*Task details*: Retype the whole listing, please, keeping every line exact and dropping the pictures.

*Dataset content*:
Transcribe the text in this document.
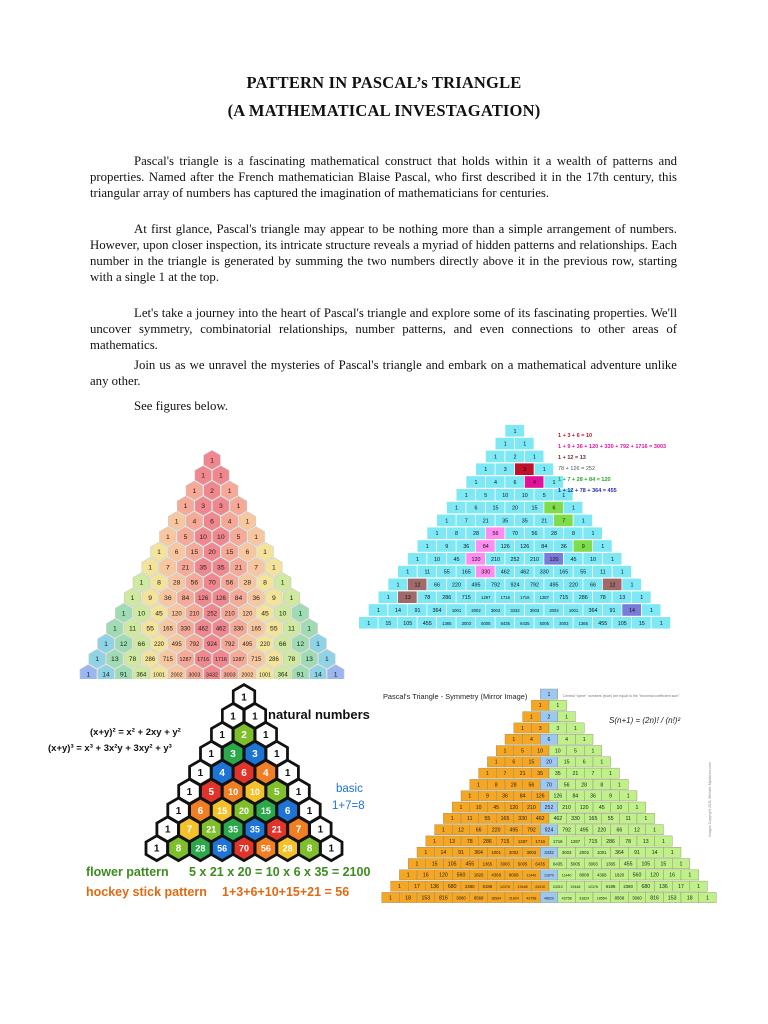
PATTERN IN PASCAL’s TRIANGLE
(A MATHEMATICAL INVESTAGATION)

Pascal's triangle is a fascinating mathematical construct that holds within it a wealth of patterns and properties. Named after the French mathematician Blaise Pascal, who first described it in the 17th century, this triangular array of numbers has captured the imagination of mathematicians for centuries.

At first glance, Pascal's triangle may appear to be nothing more than a simple arrangement of numbers. However, upon closer inspection, its intricate structure reveals a myriad of hidden patterns and relationships. Each number in the triangle is generated by summing the two numbers directly above it in the previous row, starting with a single 1 at the top.

Let's take a journey into the heart of Pascal's triangle and explore some of its fascinating properties. We'll uncover symmetry, combinatorial relationships, number patterns, and even connections to other areas of mathematics.

Join us as we unravel the mysteries of Pascal's triangle and embark on a mathematical adventure unlike any other.

See figures below.

1
1 1
1 2 1
1 3 3 1
1 4 6 4 1
1 5 10 10 5 1
1 6 15 20 15 6 1
1 7 21 35 35 21 7 1
1 8 28 56 70 56 28 8 1
1 9 36 84 126 126 84 36 9 1
1 10 45 120 210 252 210 120 45 10 1
1 11 55 165 330 462 462 330 165 55 11 1
1 12 66 220 495 792 924 792 495 220 66 12 1
1 13 78 286 715 1287 1716 1716 1287 715 286 78 13 1
1 14 91 364 1001 2002 3003 3432 3003 2002 1001 364 91 14 1
1
1	1
1	2	1
1	3	3	1
1	4	6	4	1
1	5	10	10	5	1
1	6	15	20	15	6	1
1	7	21	35	35	21	7	1
1	8	28	56	70	56	28	8	1
1	9	36	84 126 126 84	36	9	1
1	10	45 120 210 252 210 120 45	10	1
1	11	55 165 330 462 462 330 165 55	11	1
1	12	66 220 495 792 924 792 495 220 66	12	1
1	13	78 286 715 1287 1716 1716 1287 715 286 78	13	1
1	14	91 364 1001 2002 3003 3432 3003 2002 1001 364 91	14	1
1	15 105 455 1365 3003 5005 6435 6435 5005 3003 1365 455 105 15	1
1 + 3 + 6 = 10
1 + 9 + 36 + 120 + 330 + 792 + 1716 = 3003
1 + 12 = 13
78 + 126 = 252
1 + 7 + 28 + 84 = 120
1 + 12 + 78 + 364 = 455
1
1 1
1 2 1
1 3 3 1
1 4 6 4 1
1 5 10 10 5 1
1 6 15 20 15 6 1
1 7 21 35 35 21 7 1
1 8 28 56 70 56 28 8 1
natural numbers
(x+y)² = x² + 2xy + y²
(x+y)³ = x³ + 3x²y + 3xy² + y³
basic
1+7=8
flower pattern 5 x 21 x 20 = 10 x 6 x 35 = 2100
hockey stick pattern 1+3+6+10+15+21 = 56
1
1	1
1	2	1
1	3	3	1
1	4	6	4	1
1	5	10 10	5	1
1	6	15 20 15	6	1
1	7	21 35 35 21	7	1
1	8	28 56 70 56 28	8	1
1	9	36 84 126 126 84 36	9	1
1	10 45 120 210 252 210 120 45 10	1
1	11 55 165 330 462 462 330 165 55 11	1
1	12 66 220 495 792 924 792 495 220 66 12	1
1	13 78 286 715 1287 1716 1716 1287 715 286 78 13	1
1	14 91 364 1001 2002 3003 3432 3003 2002 1001 364 91 14	1
1	15 105 455 1365 3003 5005 6435 6435 5005 3003 1365 455 105 15	1
1	16 120 560 1820 4368 8008 11440 12870 11440 8008 4368 1820 560 120 16	1
1	17 136 680 2380 6188 12376 19448 24310 24310 19448 12376 6188 2380 680 136 17	1
1	18 153 816 3060 8568 18564 31824 43758 48620 43758 31824 18564 8568 3060 816 153 18	1
Pascal's Triangle - Symmetry (Mirror Image)	Central "spine" numbers (blue) are equal to the "binomial coefficient sum"
S(n+1) = (2n)! / (n!)²
Images Copyright 2011 Whistler Mysteries.com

*Solved problem*:
Transcribe the text in this document.
PATTERN IN PASCAL’s TRIANGLE
(A MATHEMATICAL INVESTAGATION)

Pascal's triangle is a fascinating mathematical construct that holds within it a wealth of patterns and properties. Named after the French mathematician Blaise Pascal, who first described it in the 17th century, this triangular array of numbers has captured the imagination of mathematicians for centuries.

At first glance, Pascal's triangle may appear to be nothing more than a simple arrangement of numbers. However, upon closer inspection, its intricate structure reveals a myriad of hidden patterns and relationships. Each number in the triangle is generated by summing the two numbers directly above it in the previous row, starting with a single 1 at the top.

Let's take a journey into the heart of Pascal's triangle and explore some of its fascinating properties. We'll uncover symmetry, combinatorial relationships, number patterns, and even connections to other areas of mathematics.

Join us as we unravel the mysteries of Pascal's triangle and embark on a mathematical adventure unlike any other.

See figures below.

1
1 1
1 2 1
1 3 3 1
1 4 6 4 1
1 5 10 10 5 1
1 6 15 20 15 6 1
1 7 21 35 35 21 7 1
1 8 28 56 70 56 28 8 1
1 9 36 84 126 126 84 36 9 1
1 10 45 120 210 252 210 120 45 10 1
1 11 55 165 330 462 462 330 165 55 11 1
1 12 66 220 495 792 924 792 495 220 66 12 1
1 13 78 286 715 1287 1716 1716 1287 715 286 78 13 1
1 14 91 364 1001 2002 3003 3432 3003 2002 1001 364 91 14 1
1
1	1
1	2	1
1	3	3	1
1	4	6	4	1
1	5	10	10	5	1
1	6	15	20	15	6	1
1	7	21	35	35	21	7	1
1	8	28	56	70	56	28	8	1
1	9	36	84 126 126 84	36	9	1
1	10	45 120 210 252 210 120 45	10	1
1	11	55 165 330 462 462 330 165 55	11	1
1	12	66 220 495 792 924 792 495 220 66	12	1
1	13	78 286 715 1287 1716 1716 1287 715 286 78	13	1
1	14	91 364 1001 2002 3003 3432 3003 2002 1001 364 91	14	1
1	15 105 455 1365 3003 5005 6435 6435 5005 3003 1365 455 105 15	1
1 + 3 + 6 = 10
1 + 9 + 36 + 120 + 330 + 792 + 1716 = 3003
1 + 12 = 13
78 + 126 = 252
1 + 7 + 28 + 84 = 120
1 + 12 + 78 + 364 = 455
1
1 1
1 2 1
1 3 3 1
1 4 6 4 1
1 5 10 10 5 1
1 6 15 20 15 6 1
1 7 21 35 35 21 7 1
1 8 28 56 70 56 28 8 1
natural numbers
(x+y)² = x² + 2xy + y²
(x+y)³ = x³ + 3x²y + 3xy² + y³
basic
1+7=8
flower pattern 5 x 21 x 20 = 10 x 6 x 35 = 2100
hockey stick pattern 1+3+6+10+15+21 = 56
1
1	1
1	2	1
1	3	3	1
1	4	6	4	1
1	5	10 10	5	1
1	6	15 20 15	6	1
1	7	21 35 35 21	7	1
1	8	28 56 70 56 28	8	1
1	9	36 84 126 126 84 36	9	1
1	10 45 120 210 252 210 120 45 10	1
1	11 55 165 330 462 462 330 165 55 11	1
1	12 66 220 495 792 924 792 495 220 66 12	1
1	13 78 286 715 1287 1716 1716 1287 715 286 78 13	1
1	14 91 364 1001 2002 3003 3432 3003 2002 1001 364 91 14	1
1	15 105 455 1365 3003 5005 6435 6435 5005 3003 1365 455 105 15	1
1	16 120 560 1820 4368 8008 11440 12870 11440 8008 4368 1820 560 120 16	1
1	17 136 680 2380 6188 12376 19448 24310 24310 19448 12376 6188 2380 680 136 17	1
1	18 153 816 3060 8568 18564 31824 43758 48620 43758 31824 18564 8568 3060 816 153 18	1
Pascal's Triangle - Symmetry (Mirror Image)	Central "spine" numbers (blue) are equal to the "binomial coefficient sum"
S(n+1) = (2n)! / (n!)²
Images Copyright 2011 Whistler Mysteries.com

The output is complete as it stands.